TASK BRIEF: Copy, from the entries below, each line in which the string "decentralized" appears.

GIVEN RECORDS:
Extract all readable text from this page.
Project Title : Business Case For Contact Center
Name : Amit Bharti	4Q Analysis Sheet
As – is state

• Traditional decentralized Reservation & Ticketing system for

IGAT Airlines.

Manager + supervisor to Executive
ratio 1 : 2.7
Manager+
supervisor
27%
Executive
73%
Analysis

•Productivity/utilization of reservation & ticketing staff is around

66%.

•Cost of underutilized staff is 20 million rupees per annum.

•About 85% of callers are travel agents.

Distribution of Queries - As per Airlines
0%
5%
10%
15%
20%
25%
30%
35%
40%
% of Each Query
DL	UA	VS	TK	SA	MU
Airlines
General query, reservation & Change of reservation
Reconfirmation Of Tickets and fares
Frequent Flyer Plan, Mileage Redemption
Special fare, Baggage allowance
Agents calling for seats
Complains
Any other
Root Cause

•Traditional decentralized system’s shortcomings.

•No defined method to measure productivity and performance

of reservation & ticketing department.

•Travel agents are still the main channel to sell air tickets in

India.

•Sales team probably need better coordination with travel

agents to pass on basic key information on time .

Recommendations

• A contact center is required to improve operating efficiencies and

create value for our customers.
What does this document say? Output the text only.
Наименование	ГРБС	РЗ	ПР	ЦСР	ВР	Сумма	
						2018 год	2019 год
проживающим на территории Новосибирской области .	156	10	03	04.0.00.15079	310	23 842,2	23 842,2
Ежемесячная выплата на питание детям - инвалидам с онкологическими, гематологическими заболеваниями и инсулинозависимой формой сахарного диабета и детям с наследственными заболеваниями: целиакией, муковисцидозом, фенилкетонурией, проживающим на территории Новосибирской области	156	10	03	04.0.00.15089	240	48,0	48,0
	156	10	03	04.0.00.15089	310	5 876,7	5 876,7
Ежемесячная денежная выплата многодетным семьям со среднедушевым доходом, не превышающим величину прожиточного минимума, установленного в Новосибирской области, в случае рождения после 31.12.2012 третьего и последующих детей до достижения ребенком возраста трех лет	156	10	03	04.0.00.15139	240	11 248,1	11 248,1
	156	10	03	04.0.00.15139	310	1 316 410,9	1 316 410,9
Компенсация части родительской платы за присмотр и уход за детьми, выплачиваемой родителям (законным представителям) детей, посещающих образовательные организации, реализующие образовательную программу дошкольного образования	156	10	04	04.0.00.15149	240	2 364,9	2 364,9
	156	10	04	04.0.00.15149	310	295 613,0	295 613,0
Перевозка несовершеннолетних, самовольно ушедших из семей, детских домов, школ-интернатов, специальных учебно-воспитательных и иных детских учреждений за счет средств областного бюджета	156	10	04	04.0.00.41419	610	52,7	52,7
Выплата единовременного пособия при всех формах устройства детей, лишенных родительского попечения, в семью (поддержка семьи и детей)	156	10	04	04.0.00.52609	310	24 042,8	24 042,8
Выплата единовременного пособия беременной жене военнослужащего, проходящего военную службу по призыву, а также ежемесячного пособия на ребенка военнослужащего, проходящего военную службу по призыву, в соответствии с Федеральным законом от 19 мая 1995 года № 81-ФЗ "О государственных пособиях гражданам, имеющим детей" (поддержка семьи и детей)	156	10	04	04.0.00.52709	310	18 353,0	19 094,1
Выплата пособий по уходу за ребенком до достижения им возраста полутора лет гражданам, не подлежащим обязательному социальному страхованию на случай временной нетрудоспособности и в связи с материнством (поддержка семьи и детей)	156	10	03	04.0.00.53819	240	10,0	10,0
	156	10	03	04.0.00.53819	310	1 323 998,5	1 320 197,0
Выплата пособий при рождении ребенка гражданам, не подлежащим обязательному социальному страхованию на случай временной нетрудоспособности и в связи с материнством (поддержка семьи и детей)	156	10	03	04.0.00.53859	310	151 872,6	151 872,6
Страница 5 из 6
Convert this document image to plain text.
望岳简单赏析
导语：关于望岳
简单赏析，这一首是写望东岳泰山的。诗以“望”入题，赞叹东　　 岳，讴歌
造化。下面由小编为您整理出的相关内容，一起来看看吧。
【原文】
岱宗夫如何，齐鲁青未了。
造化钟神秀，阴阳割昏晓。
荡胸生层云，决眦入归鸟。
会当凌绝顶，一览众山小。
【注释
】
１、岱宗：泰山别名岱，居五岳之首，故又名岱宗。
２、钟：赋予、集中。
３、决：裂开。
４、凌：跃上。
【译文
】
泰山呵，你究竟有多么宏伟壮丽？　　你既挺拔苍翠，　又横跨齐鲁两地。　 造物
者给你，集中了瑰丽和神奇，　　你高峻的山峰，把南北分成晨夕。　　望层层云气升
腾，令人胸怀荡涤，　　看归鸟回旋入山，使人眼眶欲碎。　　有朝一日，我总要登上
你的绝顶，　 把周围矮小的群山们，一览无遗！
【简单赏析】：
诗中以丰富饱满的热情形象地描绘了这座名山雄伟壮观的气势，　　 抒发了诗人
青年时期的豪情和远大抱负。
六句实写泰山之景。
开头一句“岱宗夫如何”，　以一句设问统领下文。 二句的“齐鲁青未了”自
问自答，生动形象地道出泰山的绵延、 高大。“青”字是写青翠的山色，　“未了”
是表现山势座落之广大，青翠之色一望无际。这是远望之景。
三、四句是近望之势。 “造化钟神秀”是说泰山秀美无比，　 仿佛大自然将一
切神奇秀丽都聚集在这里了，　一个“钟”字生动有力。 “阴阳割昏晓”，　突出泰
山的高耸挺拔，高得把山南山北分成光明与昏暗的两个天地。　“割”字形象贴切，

SOLUTION BELOW:
• Traditional decentralized Reservation & Ticketing system for
•Traditional decentralized system’s shortcomings.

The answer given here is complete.